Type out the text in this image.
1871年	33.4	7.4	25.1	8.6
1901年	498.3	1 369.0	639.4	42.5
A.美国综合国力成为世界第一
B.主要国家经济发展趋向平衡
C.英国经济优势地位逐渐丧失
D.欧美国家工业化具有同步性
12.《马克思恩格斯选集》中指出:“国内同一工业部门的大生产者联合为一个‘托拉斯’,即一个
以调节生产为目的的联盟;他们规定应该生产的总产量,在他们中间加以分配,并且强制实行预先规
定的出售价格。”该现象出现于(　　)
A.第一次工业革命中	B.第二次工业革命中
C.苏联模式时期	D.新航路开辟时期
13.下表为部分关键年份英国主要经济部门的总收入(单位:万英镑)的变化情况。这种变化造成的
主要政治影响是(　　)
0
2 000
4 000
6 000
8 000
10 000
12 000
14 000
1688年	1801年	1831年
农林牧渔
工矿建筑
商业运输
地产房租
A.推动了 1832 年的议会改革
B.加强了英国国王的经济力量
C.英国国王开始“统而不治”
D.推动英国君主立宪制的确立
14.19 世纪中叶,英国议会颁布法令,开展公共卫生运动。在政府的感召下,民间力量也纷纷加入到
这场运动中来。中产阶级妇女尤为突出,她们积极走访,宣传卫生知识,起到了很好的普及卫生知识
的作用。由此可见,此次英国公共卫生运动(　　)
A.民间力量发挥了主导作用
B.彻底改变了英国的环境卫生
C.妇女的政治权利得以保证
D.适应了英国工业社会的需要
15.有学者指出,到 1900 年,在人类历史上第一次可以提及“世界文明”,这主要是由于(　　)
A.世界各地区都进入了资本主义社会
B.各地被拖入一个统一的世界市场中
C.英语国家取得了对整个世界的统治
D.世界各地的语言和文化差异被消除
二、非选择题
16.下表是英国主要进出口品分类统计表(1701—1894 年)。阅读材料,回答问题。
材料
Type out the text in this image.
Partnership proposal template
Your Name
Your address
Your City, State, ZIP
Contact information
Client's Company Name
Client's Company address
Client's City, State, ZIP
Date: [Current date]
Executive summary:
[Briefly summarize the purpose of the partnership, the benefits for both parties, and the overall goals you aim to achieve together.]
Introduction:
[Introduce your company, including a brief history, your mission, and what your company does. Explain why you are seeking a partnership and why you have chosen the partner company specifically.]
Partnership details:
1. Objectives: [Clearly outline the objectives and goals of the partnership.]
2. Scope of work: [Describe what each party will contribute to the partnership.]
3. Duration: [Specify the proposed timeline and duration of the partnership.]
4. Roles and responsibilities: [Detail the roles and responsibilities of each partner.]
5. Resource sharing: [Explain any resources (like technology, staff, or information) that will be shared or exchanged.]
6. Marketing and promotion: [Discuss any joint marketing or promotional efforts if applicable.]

WORK INSTRUCTIONS
Nothing should be left out: repeat all of the data exactly.

ANSWER FOR THE TASK
Type out the text in this image.
1871年	33.4	7.4	25.1	8.6
1901年	498.3	1 369.0	639.4	42.5
A.美国综合国力成为世界第一
B.主要国家经济发展趋向平衡
C.英国经济优势地位逐渐丧失
D.欧美国家工业化具有同步性
12.《马克思恩格斯选集》中指出:“国内同一工业部门的大生产者联合为一个‘托拉斯’,即一个
以调节生产为目的的联盟;他们规定应该生产的总产量,在他们中间加以分配,并且强制实行预先规
定的出售价格。”该现象出现于(　　)
A.第一次工业革命中	B.第二次工业革命中
C.苏联模式时期	D.新航路开辟时期
13.下表为部分关键年份英国主要经济部门的总收入(单位:万英镑)的变化情况。这种变化造成的
主要政治影响是(　　)
0
2 000
4 000
6 000
8 000
10 000
12 000
14 000
1688年	1801年	1831年
农林牧渔
工矿建筑
商业运输
地产房租
A.推动了 1832 年的议会改革
B.加强了英国国王的经济力量
C.英国国王开始“统而不治”
D.推动英国君主立宪制的确立
14.19 世纪中叶,英国议会颁布法令,开展公共卫生运动。在政府的感召下,民间力量也纷纷加入到
这场运动中来。中产阶级妇女尤为突出,她们积极走访,宣传卫生知识,起到了很好的普及卫生知识
的作用。由此可见,此次英国公共卫生运动(　　)
A.民间力量发挥了主导作用
B.彻底改变了英国的环境卫生
C.妇女的政治权利得以保证
D.适应了英国工业社会的需要
15.有学者指出,到 1900 年,在人类历史上第一次可以提及“世界文明”,这主要是由于(　　)
A.世界各地区都进入了资本主义社会
B.各地被拖入一个统一的世界市场中
C.英语国家取得了对整个世界的统治
D.世界各地的语言和文化差异被消除
二、非选择题
16.下表是英国主要进出口品分类统计表(1701—1894 年)。阅读材料,回答问题。
材料
Type out the text in this image.
Partnership proposal template
Your Name
Your address
Your City, State, ZIP
Contact information
Client's Company Name
Client's Company address
Client's City, State, ZIP
Date: [Current date]
Executive summary:
[Briefly summarize the purpose of the partnership, the benefits for both parties, and the overall goals you aim to achieve together.]
Introduction:
[Introduce your company, including a brief history, your mission, and what your company does. Explain why you are seeking a partnership and why you have chosen the partner company specifically.]
Partnership details:
1. Objectives: [Clearly outline the objectives and goals of the partnership.]
2. Scope of work: [Describe what each party will contribute to the partnership.]
3. Duration: [Specify the proposed timeline and duration of the partnership.]
4. Roles and responsibilities: [Detail the roles and responsibilities of each partner.]
5. Resource sharing: [Explain any resources (like technology, staff, or information) that will be shared or exchanged.]
6. Marketing and promotion: [Discuss any joint marketing or promotional efforts if applicable.]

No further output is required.